#### [Request]
Look for the string "Hide" in the lines and copy each line that has it.

-------- Recorded information

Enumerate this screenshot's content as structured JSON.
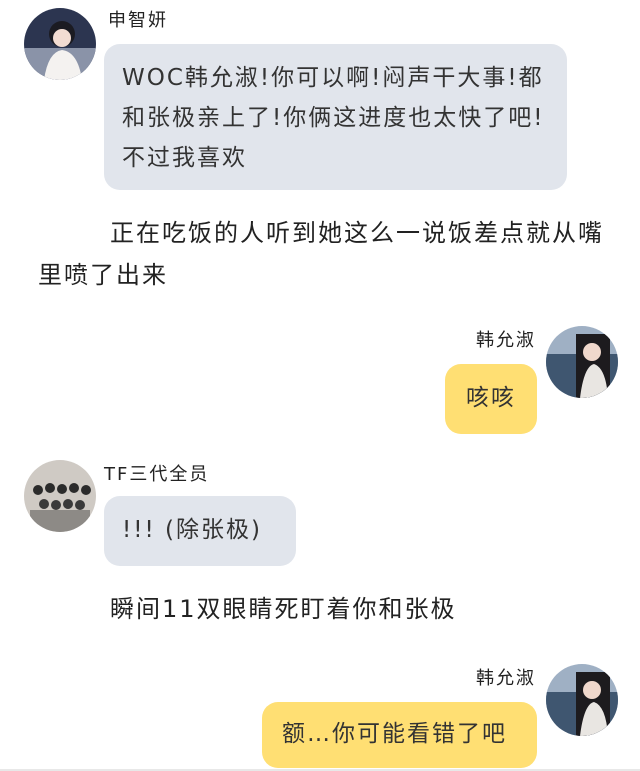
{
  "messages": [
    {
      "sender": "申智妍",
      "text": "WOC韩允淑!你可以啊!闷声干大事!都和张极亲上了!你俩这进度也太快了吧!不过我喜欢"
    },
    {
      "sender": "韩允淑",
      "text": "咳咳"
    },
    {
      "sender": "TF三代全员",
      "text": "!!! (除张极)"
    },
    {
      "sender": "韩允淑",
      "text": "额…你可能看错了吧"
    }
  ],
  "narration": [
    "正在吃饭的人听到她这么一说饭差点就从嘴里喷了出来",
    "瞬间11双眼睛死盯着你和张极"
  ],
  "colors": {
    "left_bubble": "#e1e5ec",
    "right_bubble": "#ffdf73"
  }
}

----------------
-------- Recorded information

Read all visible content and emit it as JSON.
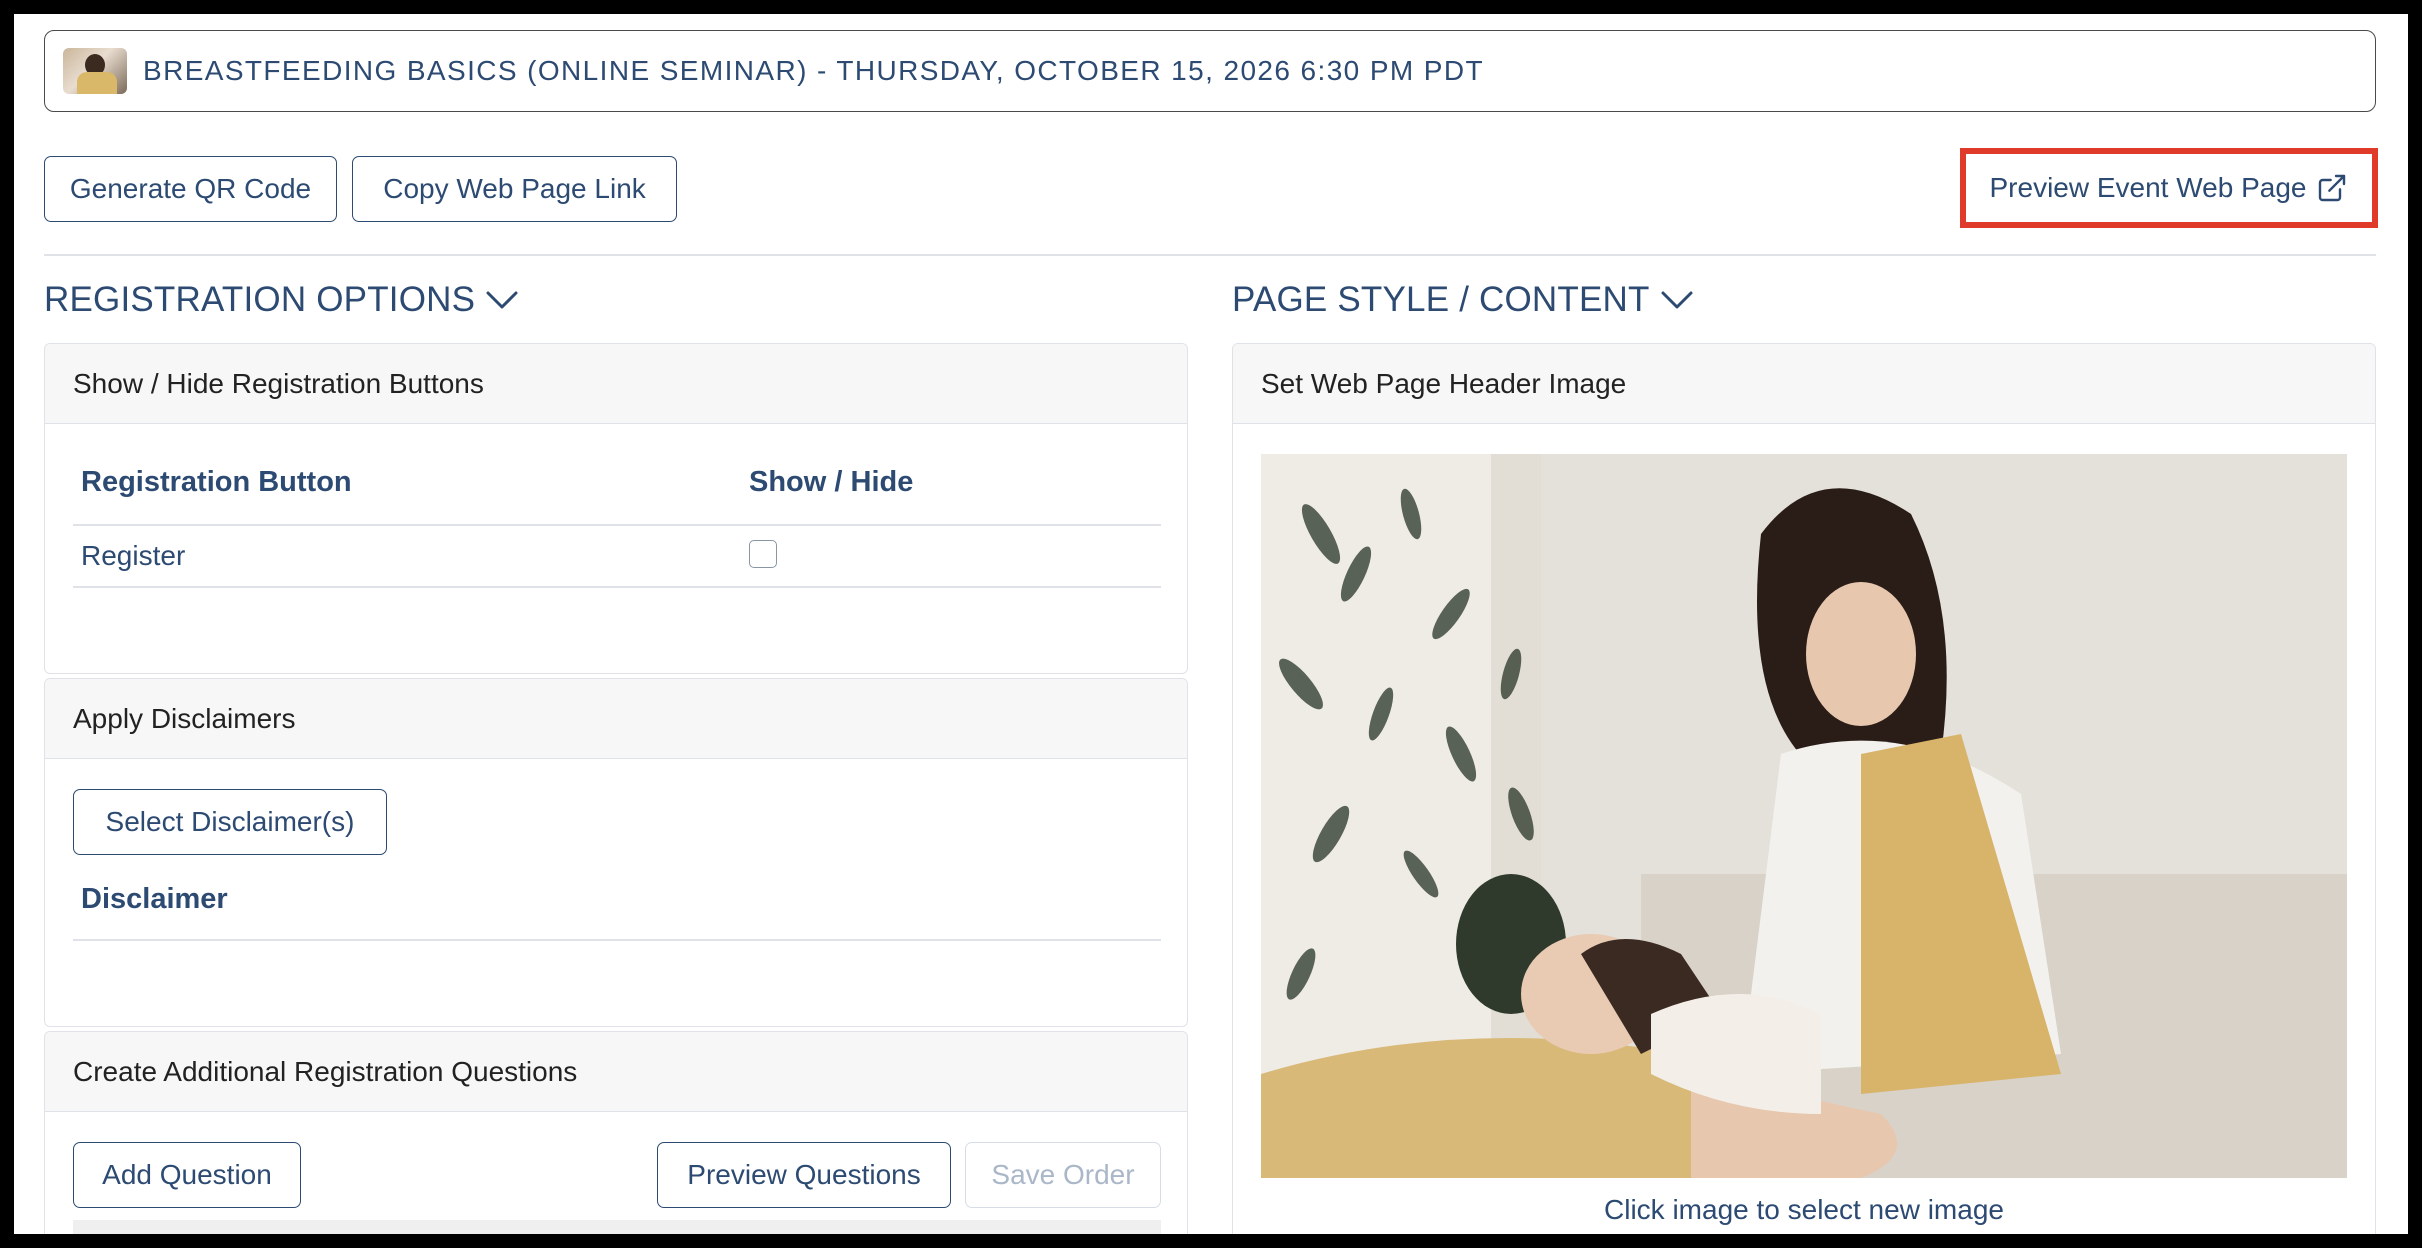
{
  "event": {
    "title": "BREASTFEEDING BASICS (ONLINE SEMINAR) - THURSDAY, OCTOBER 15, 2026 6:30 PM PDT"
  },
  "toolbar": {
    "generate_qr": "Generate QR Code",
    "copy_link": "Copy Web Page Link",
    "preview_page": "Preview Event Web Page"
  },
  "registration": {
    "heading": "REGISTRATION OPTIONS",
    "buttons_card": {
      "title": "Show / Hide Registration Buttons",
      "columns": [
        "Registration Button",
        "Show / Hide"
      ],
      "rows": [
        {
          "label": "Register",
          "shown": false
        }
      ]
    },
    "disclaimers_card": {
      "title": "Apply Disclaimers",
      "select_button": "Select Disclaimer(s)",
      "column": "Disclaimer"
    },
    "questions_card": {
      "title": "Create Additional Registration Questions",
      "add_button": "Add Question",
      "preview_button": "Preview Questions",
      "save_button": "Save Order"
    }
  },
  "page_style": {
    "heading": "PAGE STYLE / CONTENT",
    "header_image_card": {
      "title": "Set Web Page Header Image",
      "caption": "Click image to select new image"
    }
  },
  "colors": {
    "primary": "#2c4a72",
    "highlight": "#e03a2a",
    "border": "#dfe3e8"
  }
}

----------------
-------- Recorded information

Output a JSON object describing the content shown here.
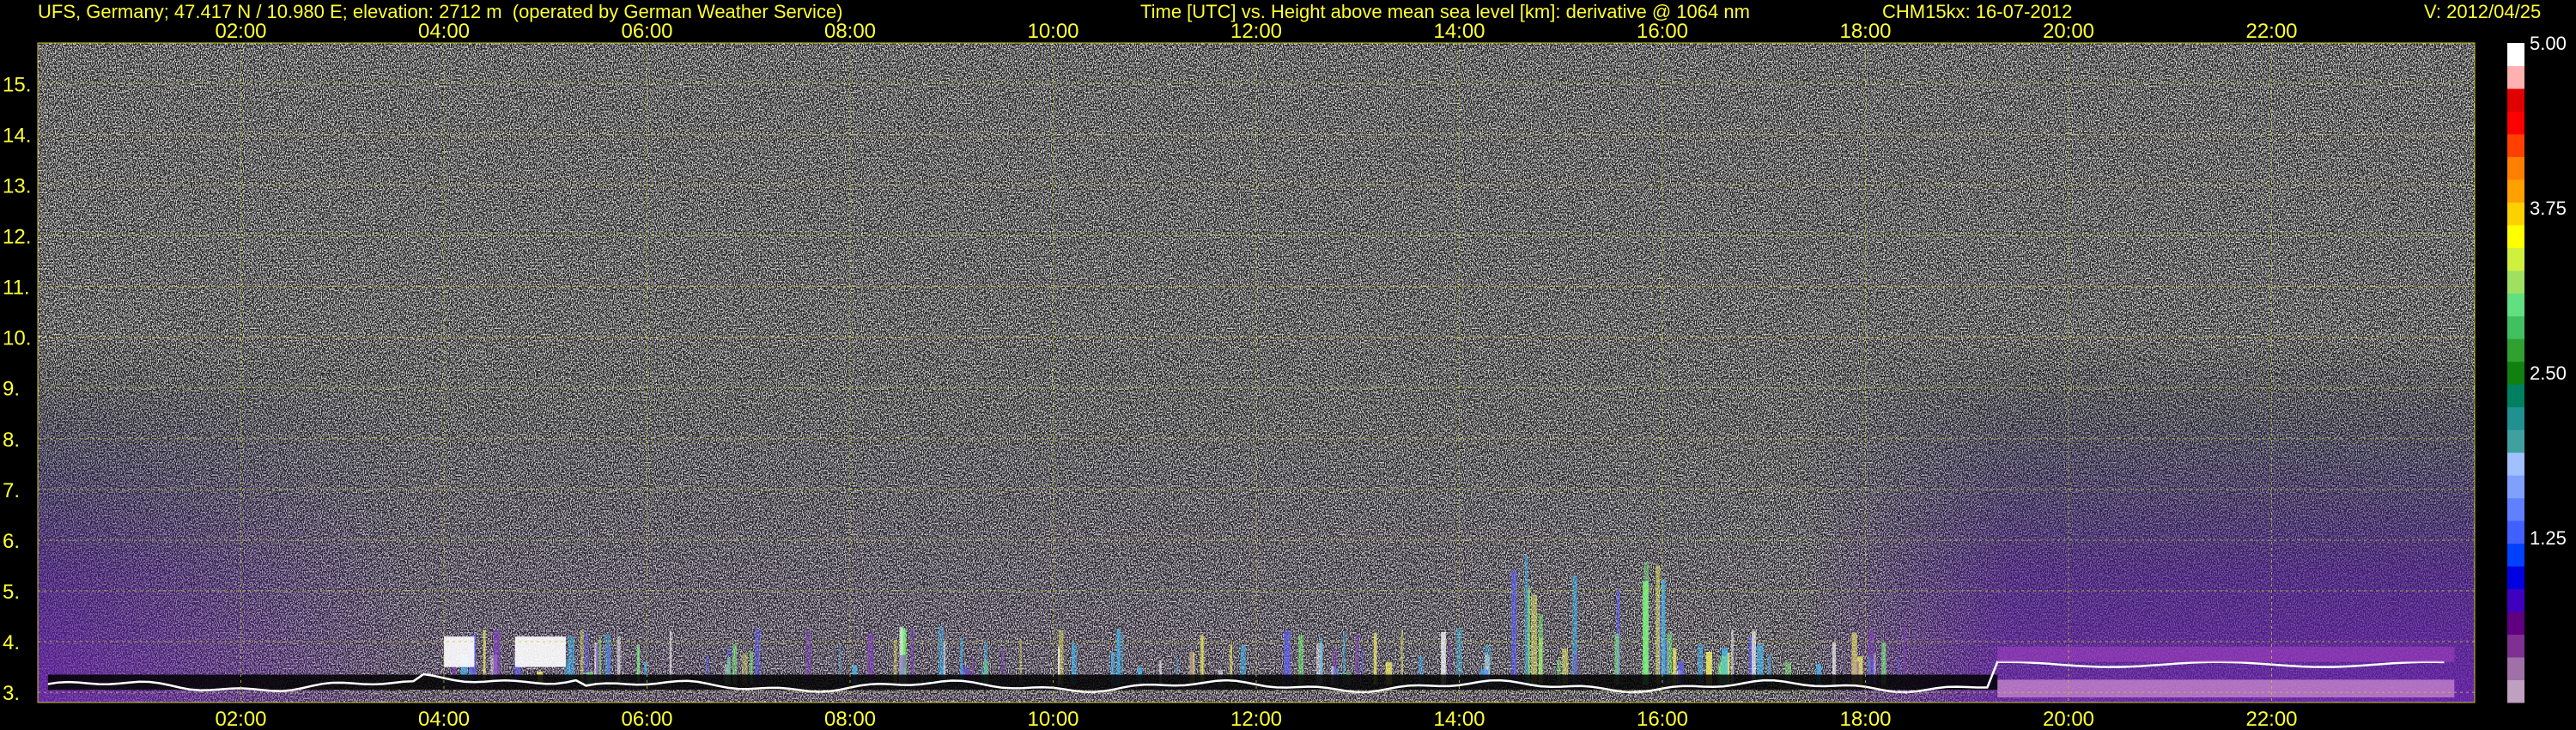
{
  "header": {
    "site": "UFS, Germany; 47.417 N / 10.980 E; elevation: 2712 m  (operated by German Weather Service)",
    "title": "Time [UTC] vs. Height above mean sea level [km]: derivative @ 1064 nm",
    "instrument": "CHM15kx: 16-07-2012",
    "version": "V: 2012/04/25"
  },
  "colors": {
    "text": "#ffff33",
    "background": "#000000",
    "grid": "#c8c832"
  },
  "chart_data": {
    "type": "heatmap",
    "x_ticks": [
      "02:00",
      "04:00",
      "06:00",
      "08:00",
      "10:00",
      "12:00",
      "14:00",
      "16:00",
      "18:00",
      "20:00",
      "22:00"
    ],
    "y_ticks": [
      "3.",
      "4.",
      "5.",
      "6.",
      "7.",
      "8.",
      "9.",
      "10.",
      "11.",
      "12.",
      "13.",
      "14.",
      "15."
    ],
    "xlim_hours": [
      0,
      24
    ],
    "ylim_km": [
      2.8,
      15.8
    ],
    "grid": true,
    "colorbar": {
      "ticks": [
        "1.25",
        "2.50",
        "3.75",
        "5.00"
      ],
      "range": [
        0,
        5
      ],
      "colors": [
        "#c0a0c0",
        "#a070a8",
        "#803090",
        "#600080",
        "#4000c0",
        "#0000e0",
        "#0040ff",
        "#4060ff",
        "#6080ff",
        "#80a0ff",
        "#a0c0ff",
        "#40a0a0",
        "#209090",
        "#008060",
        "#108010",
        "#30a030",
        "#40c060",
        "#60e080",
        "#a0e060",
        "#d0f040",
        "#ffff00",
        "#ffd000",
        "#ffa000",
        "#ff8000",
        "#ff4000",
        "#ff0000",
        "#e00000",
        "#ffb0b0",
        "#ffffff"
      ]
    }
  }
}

----------------

#### [Solution to the exercise]
      "title": "Show / Hide Registration Buttons",
        "Show / Hide"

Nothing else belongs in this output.